SHORT EXERCISE => Please reproduce every one of the entries below line for line, with no changes.

MATERIALS PROVIDED =>
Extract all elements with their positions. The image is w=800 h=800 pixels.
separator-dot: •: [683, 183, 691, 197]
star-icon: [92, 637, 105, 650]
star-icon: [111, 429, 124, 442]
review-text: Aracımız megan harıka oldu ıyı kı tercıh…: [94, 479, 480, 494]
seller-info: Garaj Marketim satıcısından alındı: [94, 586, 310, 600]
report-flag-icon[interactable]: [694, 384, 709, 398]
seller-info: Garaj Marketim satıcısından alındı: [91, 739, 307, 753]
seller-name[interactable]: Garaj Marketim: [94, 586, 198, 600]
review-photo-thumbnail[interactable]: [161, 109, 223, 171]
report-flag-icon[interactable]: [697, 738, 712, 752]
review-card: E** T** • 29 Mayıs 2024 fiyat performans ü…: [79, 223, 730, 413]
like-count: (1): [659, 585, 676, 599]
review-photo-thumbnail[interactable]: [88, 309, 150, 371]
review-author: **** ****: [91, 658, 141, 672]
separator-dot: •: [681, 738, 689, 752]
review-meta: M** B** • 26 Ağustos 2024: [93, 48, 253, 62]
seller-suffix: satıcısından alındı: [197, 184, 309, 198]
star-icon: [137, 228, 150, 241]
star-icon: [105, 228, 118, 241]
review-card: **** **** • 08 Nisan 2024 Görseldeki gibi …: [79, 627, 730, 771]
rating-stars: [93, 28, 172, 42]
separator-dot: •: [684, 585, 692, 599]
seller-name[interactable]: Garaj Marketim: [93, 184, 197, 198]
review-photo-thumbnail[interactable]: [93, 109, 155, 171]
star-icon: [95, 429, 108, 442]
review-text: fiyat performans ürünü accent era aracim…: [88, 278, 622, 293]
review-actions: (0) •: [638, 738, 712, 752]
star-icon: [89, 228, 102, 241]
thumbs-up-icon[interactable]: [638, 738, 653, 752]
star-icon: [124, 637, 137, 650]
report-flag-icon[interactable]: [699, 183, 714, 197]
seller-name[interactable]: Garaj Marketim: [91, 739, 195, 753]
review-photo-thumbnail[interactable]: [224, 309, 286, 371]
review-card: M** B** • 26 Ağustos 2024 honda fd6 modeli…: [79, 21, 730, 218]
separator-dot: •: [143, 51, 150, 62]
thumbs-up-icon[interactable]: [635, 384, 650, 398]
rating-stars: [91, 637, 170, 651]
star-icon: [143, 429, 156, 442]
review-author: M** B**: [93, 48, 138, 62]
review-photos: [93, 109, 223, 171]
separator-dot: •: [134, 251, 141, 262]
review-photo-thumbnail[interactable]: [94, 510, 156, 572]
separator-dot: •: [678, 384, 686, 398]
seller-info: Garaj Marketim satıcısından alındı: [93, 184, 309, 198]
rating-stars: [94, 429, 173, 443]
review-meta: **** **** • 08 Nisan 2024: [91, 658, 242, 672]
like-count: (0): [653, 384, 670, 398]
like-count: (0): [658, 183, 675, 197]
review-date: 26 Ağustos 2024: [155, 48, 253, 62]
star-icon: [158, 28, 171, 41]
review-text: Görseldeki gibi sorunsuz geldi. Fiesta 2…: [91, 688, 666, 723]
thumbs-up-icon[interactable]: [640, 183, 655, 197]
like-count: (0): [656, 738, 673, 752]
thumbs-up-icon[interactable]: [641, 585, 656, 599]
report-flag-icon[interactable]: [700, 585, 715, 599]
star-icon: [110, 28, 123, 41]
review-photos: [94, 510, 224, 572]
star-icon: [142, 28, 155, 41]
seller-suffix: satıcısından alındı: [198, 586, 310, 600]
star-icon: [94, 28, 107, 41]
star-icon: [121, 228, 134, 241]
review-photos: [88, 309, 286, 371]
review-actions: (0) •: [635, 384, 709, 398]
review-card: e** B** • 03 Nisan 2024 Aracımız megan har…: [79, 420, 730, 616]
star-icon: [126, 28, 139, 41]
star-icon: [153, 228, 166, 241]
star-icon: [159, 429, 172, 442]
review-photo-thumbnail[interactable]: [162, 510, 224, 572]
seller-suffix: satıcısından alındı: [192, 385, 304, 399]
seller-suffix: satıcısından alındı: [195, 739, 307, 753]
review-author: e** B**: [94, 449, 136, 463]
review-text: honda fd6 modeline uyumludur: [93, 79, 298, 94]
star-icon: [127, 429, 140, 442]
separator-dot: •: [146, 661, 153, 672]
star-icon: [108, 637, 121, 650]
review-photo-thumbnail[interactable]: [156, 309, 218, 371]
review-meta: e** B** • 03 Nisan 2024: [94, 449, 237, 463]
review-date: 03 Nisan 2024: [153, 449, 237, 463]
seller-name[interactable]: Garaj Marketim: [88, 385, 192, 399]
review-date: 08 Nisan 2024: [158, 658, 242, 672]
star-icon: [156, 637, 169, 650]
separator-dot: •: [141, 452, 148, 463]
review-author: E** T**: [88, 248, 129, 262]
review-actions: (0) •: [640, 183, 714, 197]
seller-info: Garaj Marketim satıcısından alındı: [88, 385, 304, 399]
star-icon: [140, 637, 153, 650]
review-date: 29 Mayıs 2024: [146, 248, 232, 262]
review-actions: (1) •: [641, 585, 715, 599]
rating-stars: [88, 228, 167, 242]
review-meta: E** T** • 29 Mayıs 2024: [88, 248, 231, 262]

SOLVED EXERCISE =>
Extract all elements with their positions. The image is w=800 h=800 pixels.
separator-dot: •: [683, 183, 691, 197]
star-icon: [92, 637, 105, 650]
star-icon: [111, 429, 124, 442]
review-text: Aracımız megan harıka oldu ıyı kı tercıh…: [94, 479, 480, 494]
seller-info: Garaj Marketim satıcısından alındı: [94, 586, 310, 600]
report-flag-icon[interactable]: [694, 384, 709, 398]
seller-info: Garaj Marketim satıcısından alındı: [91, 739, 307, 753]
seller-name[interactable]: Garaj Marketim: [94, 586, 198, 600]
review-photo-thumbnail[interactable]: [161, 109, 223, 171]
report-flag-icon[interactable]: [697, 738, 712, 752]
review-card: E** T** • 29 Mayıs 2024 fiyat performans ü…: [79, 223, 730, 413]
like-count: (1): [659, 585, 676, 599]
review-photo-thumbnail[interactable]: [88, 309, 150, 371]
review-author: **** ****: [91, 658, 141, 672]
separator-dot: •: [681, 738, 689, 752]
review-meta: M** B** • 26 Ağustos 2024: [93, 48, 253, 62]
seller-suffix: satıcısından alındı: [197, 184, 309, 198]
star-icon: [137, 228, 150, 241]
star-icon: [105, 228, 118, 241]
review-card: **** **** • 08 Nisan 2024 Görseldeki gibi …: [79, 627, 730, 771]
rating-stars: [93, 28, 172, 42]
separator-dot: •: [684, 585, 692, 599]
seller-name[interactable]: Garaj Marketim: [93, 184, 197, 198]
review-photo-thumbnail[interactable]: [93, 109, 155, 171]
star-icon: [95, 429, 108, 442]
review-text: fiyat performans ürünü accent era aracim…: [88, 278, 622, 293]
review-actions: (0) •: [638, 738, 712, 752]
star-icon: [89, 228, 102, 241]
thumbs-up-icon[interactable]: [638, 738, 653, 752]
star-icon: [124, 637, 137, 650]
report-flag-icon[interactable]: [699, 183, 714, 197]
seller-name[interactable]: Garaj Marketim: [91, 739, 195, 753]
review-photo-thumbnail[interactable]: [224, 309, 286, 371]
review-card: M** B** • 26 Ağustos 2024 honda fd6 modeli…: [79, 21, 730, 218]
separator-dot: •: [143, 51, 150, 62]
thumbs-up-icon[interactable]: [635, 384, 650, 398]
rating-stars: [91, 637, 170, 651]
star-icon: [143, 429, 156, 442]
review-author: M** B**: [93, 48, 138, 62]
review-photos: [93, 109, 223, 171]
separator-dot: •: [134, 251, 141, 262]
review-photo-thumbnail[interactable]: [94, 510, 156, 572]
separator-dot: •: [678, 384, 686, 398]
seller-info: Garaj Marketim satıcısından alındı: [93, 184, 309, 198]
rating-stars: [94, 429, 173, 443]
review-meta: **** **** • 08 Nisan 2024: [91, 658, 242, 672]
like-count: (0): [653, 384, 670, 398]
like-count: (0): [658, 183, 675, 197]
review-date: 26 Ağustos 2024: [155, 48, 253, 62]
star-icon: [158, 28, 171, 41]
review-text: Görseldeki gibi sorunsuz geldi. Fiesta 2…: [91, 688, 666, 723]
thumbs-up-icon[interactable]: [640, 183, 655, 197]
like-count: (0): [656, 738, 673, 752]
thumbs-up-icon[interactable]: [641, 585, 656, 599]
report-flag-icon[interactable]: [700, 585, 715, 599]
star-icon: [110, 28, 123, 41]
review-photos: [94, 510, 224, 572]
star-icon: [142, 28, 155, 41]
seller-suffix: satıcısından alındı: [198, 586, 310, 600]
star-icon: [94, 28, 107, 41]
star-icon: [121, 228, 134, 241]
review-photos: [88, 309, 286, 371]
review-actions: (0) •: [635, 384, 709, 398]
review-card: e** B** • 03 Nisan 2024 Aracımız megan har…: [79, 420, 730, 616]
star-icon: [126, 28, 139, 41]
star-icon: [153, 228, 166, 241]
star-icon: [159, 429, 172, 442]
review-photo-thumbnail[interactable]: [162, 510, 224, 572]
seller-suffix: satıcısından alındı: [192, 385, 304, 399]
seller-suffix: satıcısından alındı: [195, 739, 307, 753]
review-author: e** B**: [94, 449, 136, 463]
review-text: honda fd6 modeline uyumludur: [93, 79, 298, 94]
star-icon: [127, 429, 140, 442]
separator-dot: •: [146, 661, 153, 672]
star-icon: [108, 637, 121, 650]
review-photo-thumbnail[interactable]: [156, 309, 218, 371]
review-meta: e** B** • 03 Nisan 2024: [94, 449, 237, 463]
review-date: 03 Nisan 2024: [153, 449, 237, 463]
seller-name[interactable]: Garaj Marketim: [88, 385, 192, 399]
review-date: 08 Nisan 2024: [158, 658, 242, 672]
star-icon: [156, 637, 169, 650]
separator-dot: •: [141, 452, 148, 463]
review-author: E** T**: [88, 248, 129, 262]
review-actions: (0) •: [640, 183, 714, 197]
seller-info: Garaj Marketim satıcısından alındı: [88, 385, 304, 399]
star-icon: [140, 637, 153, 650]
review-date: 29 Mayıs 2024: [146, 248, 232, 262]
review-actions: (1) •: [641, 585, 715, 599]
rating-stars: [88, 228, 167, 242]
review-meta: E** T** • 29 Mayıs 2024: [88, 248, 231, 262]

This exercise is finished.